*Questions*:
1 - Decide whether each statement below agrees with the ecommerce design passage. Answer yes or no for each, and quote the words from the passage that settle it.
(a) The eCommercePulse survey covered more than 33,000 surfers.
(b) The survey found that ecommerce sites drive more purchases online than offline.
(c) ACNielsen estimated sales in excess of $12.3 Billion over the next six months.
2 - Translate this sentence from the ecommerce design passage into Spanish: "It's critical to make the market aware of a site, but if the potential customers are not presented with the right navigation and menus (read information architecture) they will not buy."
3 - Write out the part of the ecommerce design passage that starts at "One bright spot" and ends at "ecommerce web site.", word for word.

*Supplied passage*:
One bright spot on the economic horizons around the
world seems to be continued consumer spending and ecommerce
is clearly a part of this, with sales estimated to be
in excess of $12.3 Billion in the next three months
according to ACNielsen. But, there is a dark cloud hovering
over this landscape called poor ecommerce web site design.
Let's explore some of the reasons why consumers are
not reaching for their credit cards after perusing an
ecommerce web site.
There is a huge knowledge gap about how the
web is really driving online and offline commerce. A
recent eCommercePulse survey of more than 33,000 surfers
conducted by Nielsen/Net ratings and Harris Interactive
indicates ecommerce sites are driving more purchases
offline (phone, catalogue, retail store sales) than
online. Consumers are using the web to effortlessly
compare features and pricing then, calling the
company or visiting their local retail store to make
a purchase. Clearly many companies need to factor this
information in when they analyze their online and offline
marketing expenditures and related ROI.
Unfortunately many firms have allocated a disproportionate
amount of resources for advertising and not enough on
good web site design and back end infrastructure. It's
critical to make the market aware of a site, but if
the potential customers are not presented with the right
navigation and menus (read information architecture)
they will not buy. Case in point, according to recent
Dataquest surveys (and others) between 20-40% of most
users don't purchase because they can't figure out how
to easily move around the web site.

*The data*:

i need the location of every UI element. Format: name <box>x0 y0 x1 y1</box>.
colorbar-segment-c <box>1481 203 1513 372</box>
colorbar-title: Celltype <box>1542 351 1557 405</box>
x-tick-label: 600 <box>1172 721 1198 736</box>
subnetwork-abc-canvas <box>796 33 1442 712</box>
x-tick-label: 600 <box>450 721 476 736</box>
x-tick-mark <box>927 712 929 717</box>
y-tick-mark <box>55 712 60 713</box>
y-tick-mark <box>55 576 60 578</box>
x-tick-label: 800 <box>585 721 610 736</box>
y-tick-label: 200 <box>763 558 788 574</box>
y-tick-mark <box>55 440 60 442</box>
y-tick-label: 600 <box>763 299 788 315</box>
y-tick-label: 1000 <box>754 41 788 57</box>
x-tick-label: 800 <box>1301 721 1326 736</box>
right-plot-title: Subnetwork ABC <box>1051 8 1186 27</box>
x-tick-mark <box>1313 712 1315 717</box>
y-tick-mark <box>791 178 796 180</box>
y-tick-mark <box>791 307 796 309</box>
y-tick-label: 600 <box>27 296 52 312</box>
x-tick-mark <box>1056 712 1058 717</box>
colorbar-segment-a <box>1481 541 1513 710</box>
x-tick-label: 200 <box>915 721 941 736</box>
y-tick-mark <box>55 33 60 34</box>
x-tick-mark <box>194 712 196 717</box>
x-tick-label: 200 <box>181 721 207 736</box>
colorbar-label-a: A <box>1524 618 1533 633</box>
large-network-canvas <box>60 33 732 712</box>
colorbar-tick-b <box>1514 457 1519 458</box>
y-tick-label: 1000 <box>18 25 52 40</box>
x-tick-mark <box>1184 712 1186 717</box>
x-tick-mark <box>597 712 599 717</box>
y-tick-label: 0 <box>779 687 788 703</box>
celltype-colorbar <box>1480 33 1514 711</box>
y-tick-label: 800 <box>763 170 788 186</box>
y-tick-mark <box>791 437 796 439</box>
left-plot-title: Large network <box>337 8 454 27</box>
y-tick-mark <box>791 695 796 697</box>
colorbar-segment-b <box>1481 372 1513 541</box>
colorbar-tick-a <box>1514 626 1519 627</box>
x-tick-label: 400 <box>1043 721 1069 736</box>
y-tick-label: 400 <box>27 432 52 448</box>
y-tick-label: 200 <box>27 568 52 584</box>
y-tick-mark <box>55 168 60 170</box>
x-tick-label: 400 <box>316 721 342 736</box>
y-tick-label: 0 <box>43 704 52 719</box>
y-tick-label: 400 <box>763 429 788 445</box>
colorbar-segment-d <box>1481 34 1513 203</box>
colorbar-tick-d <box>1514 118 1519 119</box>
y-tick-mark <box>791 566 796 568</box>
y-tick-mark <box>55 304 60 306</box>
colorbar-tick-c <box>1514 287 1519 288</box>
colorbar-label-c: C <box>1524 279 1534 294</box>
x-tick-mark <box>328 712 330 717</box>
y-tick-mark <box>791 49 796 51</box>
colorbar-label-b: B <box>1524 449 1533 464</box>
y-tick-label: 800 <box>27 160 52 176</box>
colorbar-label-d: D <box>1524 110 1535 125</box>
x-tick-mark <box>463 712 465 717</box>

*List of answers*:
1 -
(a) Yes: "A recent eCommercePulse survey of more than 33,000 surfers"
(b) No: "ecommerce sites are driving more purchases offline (phone, catalogue, retail store sales) than online"
(c) No: "in excess of $12.3 Billion in the next three months"

2 - Es fundamental dar a conocer un sitio en el mercado, pero si a los clientes potenciales no se les presentan la navegación y los menús adecuados (léase arquitectura de la información), no comprarán.

3 -
One bright spot on the economic horizons around the
world seems to be continued consumer spending and ecommerce
is clearly a part of this, with sales estimated to be
in excess of $12.3 Billion in the next three months
according to ACNielsen. But, there is a dark cloud hovering
over this landscape called poor ecommerce web site design.
Let's explore some of the reasons why consumers are
not reaching for their credit cards after perusing an
ecommerce web site.